◆ RECORDS FOR THIS EXERCISE:

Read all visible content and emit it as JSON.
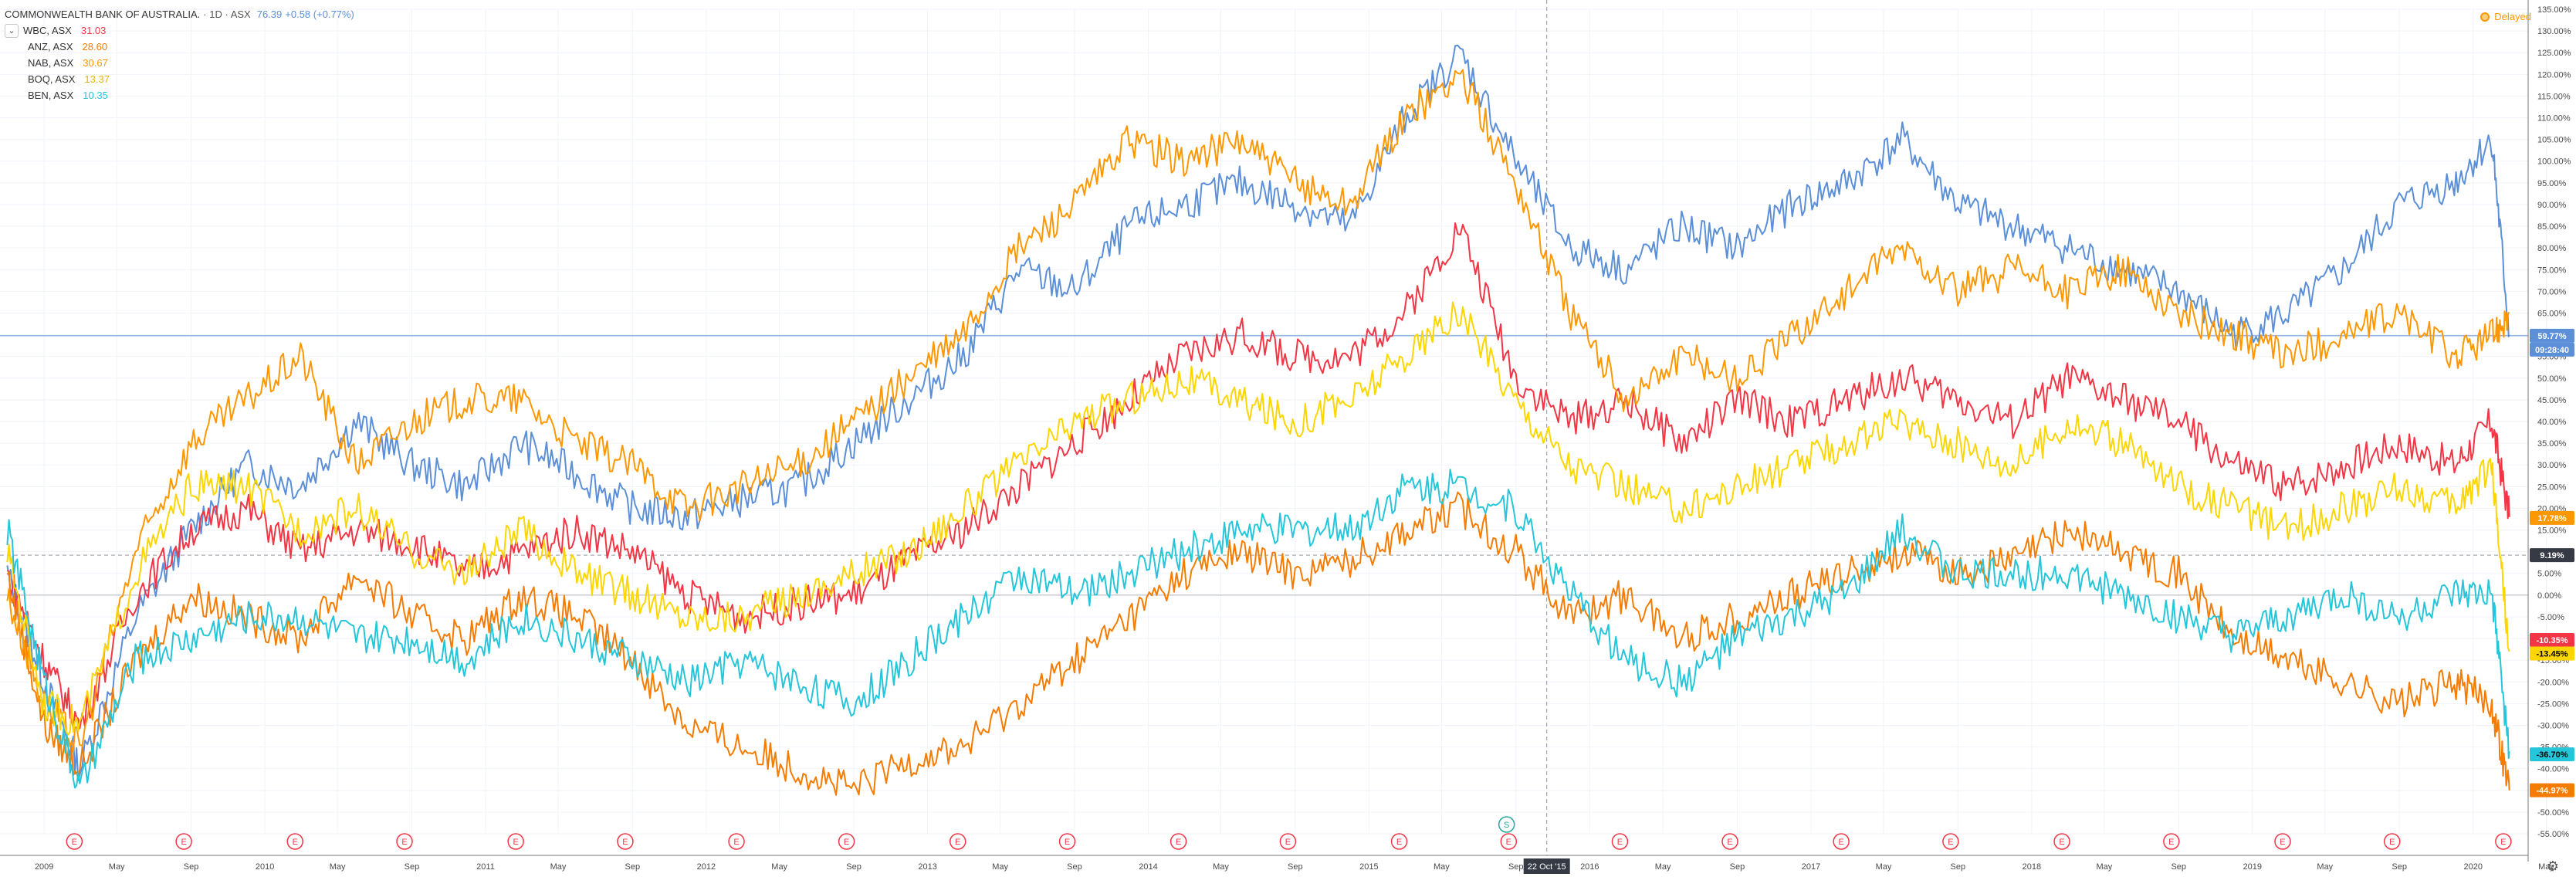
{
  "header": {
    "symbol": "COMMONWEALTH BANK OF AUSTRALIA.",
    "interval": "· 1D · ASX",
    "price": "76.39",
    "change": "+0.58 (+0.77%)",
    "delayed_label": "Delayed",
    "delayed_icon": "clock-icon"
  },
  "legend": [
    {
      "symbol": "WBC, ASX",
      "value": "31.03",
      "color": "#f23645"
    },
    {
      "symbol": "ANZ, ASX",
      "value": "28.60",
      "color": "#f57c00"
    },
    {
      "symbol": "NAB, ASX",
      "value": "30.67",
      "color": "#ff9800"
    },
    {
      "symbol": "BOQ, ASX",
      "value": "13.37",
      "color": "#fdd600"
    },
    {
      "symbol": "BEN, ASX",
      "value": "10.35",
      "color": "#26c6da"
    }
  ],
  "crosshair": {
    "date_label": "22 Oct '15",
    "marker": "S"
  },
  "price_tags": {
    "cba_pct": "59.77%",
    "countdown": "09:28:40",
    "cursor_pct": "9.19%",
    "tag_17": "17.78%",
    "tag_10": "-10.35%",
    "tag_13": "-13.45%",
    "tag_36": "-36.70%",
    "tag_44": "-44.97%"
  },
  "chart_data": {
    "type": "line",
    "y_unit": "%",
    "ylim": [
      -55,
      135
    ],
    "y_ticks": [
      "135.00%",
      "130.00%",
      "125.00%",
      "120.00%",
      "115.00%",
      "110.00%",
      "105.00%",
      "100.00%",
      "95.00%",
      "90.00%",
      "85.00%",
      "80.00%",
      "75.00%",
      "70.00%",
      "65.00%",
      "60.00%",
      "55.00%",
      "50.00%",
      "45.00%",
      "40.00%",
      "35.00%",
      "30.00%",
      "25.00%",
      "20.00%",
      "15.00%",
      "10.00%",
      "5.00%",
      "0.00%",
      "-5.00%",
      "-10.00%",
      "-15.00%",
      "-20.00%",
      "-25.00%",
      "-30.00%",
      "-35.00%",
      "-40.00%",
      "-45.00%",
      "-50.00%",
      "-55.00%"
    ],
    "x_ticks": [
      "2009",
      "May",
      "Sep",
      "2010",
      "May",
      "Sep",
      "2011",
      "May",
      "Sep",
      "2012",
      "May",
      "Sep",
      "2013",
      "May",
      "Sep",
      "2014",
      "May",
      "Sep",
      "2015",
      "May",
      "Sep",
      "2016",
      "May",
      "Sep",
      "2017",
      "May",
      "Sep",
      "2018",
      "May",
      "Sep",
      "2019",
      "May",
      "Sep",
      "2020",
      "May"
    ],
    "x": [
      "2008-11",
      "2009-01",
      "2009-03",
      "2009-06",
      "2009-09",
      "2009-12",
      "2010-03",
      "2010-06",
      "2010-09",
      "2010-12",
      "2011-03",
      "2011-06",
      "2011-09",
      "2011-12",
      "2012-03",
      "2012-06",
      "2012-09",
      "2012-12",
      "2013-03",
      "2013-06",
      "2013-09",
      "2013-12",
      "2014-03",
      "2014-06",
      "2014-09",
      "2014-12",
      "2015-03",
      "2015-06",
      "2015-09",
      "2015-12",
      "2016-03",
      "2016-06",
      "2016-09",
      "2016-12",
      "2017-03",
      "2017-06",
      "2017-09",
      "2017-12",
      "2018-03",
      "2018-06",
      "2018-09",
      "2018-12",
      "2019-03",
      "2019-06",
      "2019-09",
      "2019-12",
      "2020-02",
      "2020-03"
    ],
    "series": [
      {
        "name": "COMMONWEALTH BANK OF AUSTRALIA.",
        "color": "#5b8fd8",
        "values": [
          5,
          -20,
          -40,
          -5,
          15,
          30,
          25,
          40,
          30,
          25,
          35,
          28,
          20,
          18,
          22,
          25,
          35,
          45,
          55,
          75,
          70,
          85,
          90,
          95,
          90,
          85,
          110,
          125,
          100,
          80,
          75,
          85,
          80,
          90,
          95,
          105,
          90,
          85,
          80,
          75,
          70,
          60,
          65,
          75,
          90,
          95,
          105,
          60
        ]
      },
      {
        "name": "WBC, ASX",
        "values": [
          5,
          -15,
          -30,
          0,
          15,
          20,
          10,
          15,
          12,
          5,
          10,
          15,
          10,
          0,
          -5,
          -2,
          0,
          8,
          15,
          25,
          35,
          45,
          55,
          60,
          55,
          55,
          65,
          85,
          50,
          40,
          45,
          35,
          45,
          40,
          45,
          50,
          45,
          40,
          50,
          45,
          40,
          30,
          25,
          30,
          35,
          30,
          40,
          18
        ]
      },
      {
        "name": "ANZ, ASX",
        "values": [
          5,
          -30,
          -40,
          -15,
          0,
          -5,
          -10,
          5,
          -5,
          -10,
          0,
          -5,
          -15,
          -30,
          -35,
          -40,
          -45,
          -38,
          -35,
          -25,
          -15,
          -5,
          5,
          10,
          5,
          8,
          15,
          20,
          10,
          -5,
          0,
          -10,
          -5,
          0,
          5,
          10,
          5,
          8,
          15,
          10,
          5,
          -10,
          -15,
          -20,
          -25,
          -20,
          -25,
          -45
        ]
      },
      {
        "name": "NAB, ASX",
        "values": [
          0,
          -25,
          -35,
          10,
          35,
          45,
          55,
          30,
          40,
          45,
          45,
          35,
          30,
          20,
          25,
          30,
          40,
          50,
          60,
          80,
          90,
          105,
          100,
          105,
          95,
          90,
          110,
          120,
          95,
          65,
          45,
          55,
          50,
          60,
          70,
          80,
          70,
          75,
          70,
          75,
          65,
          60,
          55,
          60,
          65,
          55,
          60,
          65
        ]
      },
      {
        "name": "BOQ, ASX",
        "values": [
          10,
          -25,
          -30,
          5,
          25,
          25,
          15,
          20,
          10,
          5,
          15,
          5,
          0,
          -5,
          -5,
          0,
          5,
          10,
          20,
          30,
          40,
          45,
          50,
          45,
          40,
          45,
          55,
          65,
          45,
          30,
          25,
          20,
          25,
          30,
          35,
          40,
          35,
          30,
          40,
          35,
          25,
          20,
          15,
          20,
          25,
          20,
          30,
          -13
        ]
      },
      {
        "name": "BEN, ASX",
        "values": [
          15,
          -20,
          -45,
          -15,
          -10,
          -5,
          -5,
          -10,
          -10,
          -15,
          -5,
          -10,
          -15,
          -20,
          -15,
          -20,
          -25,
          -15,
          -5,
          5,
          0,
          5,
          10,
          15,
          15,
          15,
          25,
          25,
          20,
          0,
          -15,
          -20,
          -10,
          -5,
          0,
          15,
          5,
          5,
          5,
          0,
          -5,
          -10,
          -5,
          0,
          -5,
          0,
          0,
          -36
        ]
      }
    ],
    "earnings_marker": "E",
    "grid": true
  }
}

◆ PROBLEM STATEMENT:
Only the number is wanted: how many lines of the data contain the word "AUSTRALIA"?

◆ CORRECT RESULT:
2